Every entry must be repeated exactly. Exclude all pictures.

• [INFORMATION SUPPLIED]:
>> start
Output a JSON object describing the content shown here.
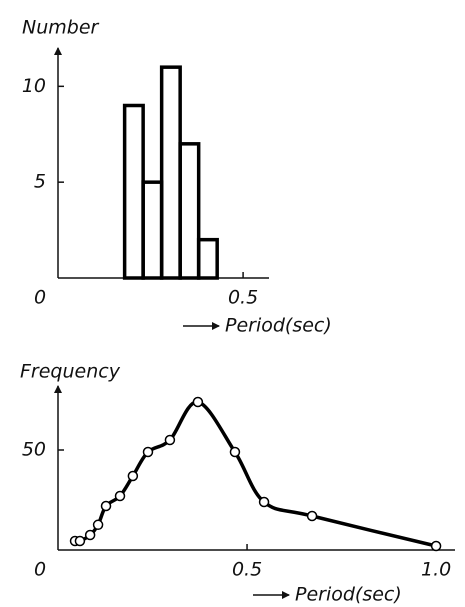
{
  "chart_data": [
    {
      "type": "histogram",
      "ylabel": "Number",
      "xlabel": "Period(sec)",
      "bins": [
        0.18,
        0.23,
        0.28,
        0.33,
        0.38,
        0.43
      ],
      "counts": [
        9,
        5,
        11,
        7,
        2
      ],
      "color": "#000000",
      "xlim": [
        0,
        0.57
      ],
      "xticks": [
        0,
        0.5
      ],
      "ylim": [
        0,
        12
      ],
      "yticks": [
        5,
        10
      ]
    },
    {
      "type": "line",
      "ylabel": "Frequency",
      "xlabel": "Period(sec)",
      "x": [
        0.045,
        0.058,
        0.085,
        0.106,
        0.127,
        0.164,
        0.198,
        0.238,
        0.296,
        0.37,
        0.468,
        0.545,
        0.672,
        1.0
      ],
      "values": [
        4.5,
        4.5,
        7.5,
        12.6,
        22,
        27,
        37,
        49,
        55,
        74,
        49,
        24,
        17,
        2
      ],
      "color": "#000000",
      "xlim": [
        0,
        1.05
      ],
      "xticks": [
        0,
        0.5,
        {
          "value": 1,
          "label": "1.0"
        }
      ],
      "ylim": [
        0,
        82
      ],
      "yticks": [
        50
      ]
    }
  ]
}
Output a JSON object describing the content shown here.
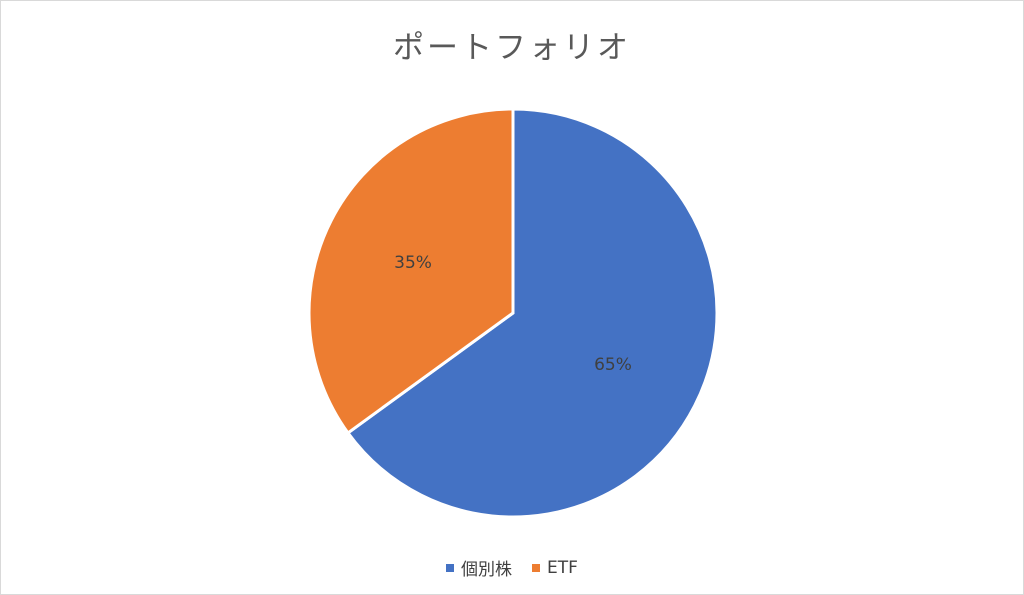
>> end
• [OUTPUT]:
Output a JSON object describing the content shown here.
{
  "chart_data": [
    {
      "type": "histogram",
      "ylabel": "Number",
      "xlabel": "Period(sec)",
      "bins": [
        0.18,
        0.23,
        0.28,
        0.33,
        0.38,
        0.43
      ],
      "counts": [
        9,
        5,
        11,
        7,
        2
      ],
      "color": "#000000",
      "xlim": [
        0,
        0.57
      ],
      "xticks": [
        0,
        0.5
      ],
      "ylim": [
        0,
        12
      ],
      "yticks": [
        5,
        10
      ]
    },
    {
      "type": "line",
      "ylabel": "Frequency",
      "xlabel": "Period(sec)",
      "x": [
        0.045,
        0.058,
        0.085,
        0.106,
        0.127,
        0.164,
        0.198,
        0.238,
        0.296,
        0.37,
        0.468,
        0.545,
        0.672,
        1.0
      ],
      "values": [
        4.5,
        4.5,
        7.5,
        12.6,
        22,
        27,
        37,
        49,
        55,
        74,
        49,
        24,
        17,
        2
      ],
      "color": "#000000",
      "xlim": [
        0,
        1.05
      ],
      "xticks": [
        0,
        0.5,
        {
          "value": 1,
          "label": "1.0"
        }
      ],
      "ylim": [
        0,
        82
      ],
      "yticks": [
        50
      ]
    }
  ]
}
Output a JSON object describing the content shown here.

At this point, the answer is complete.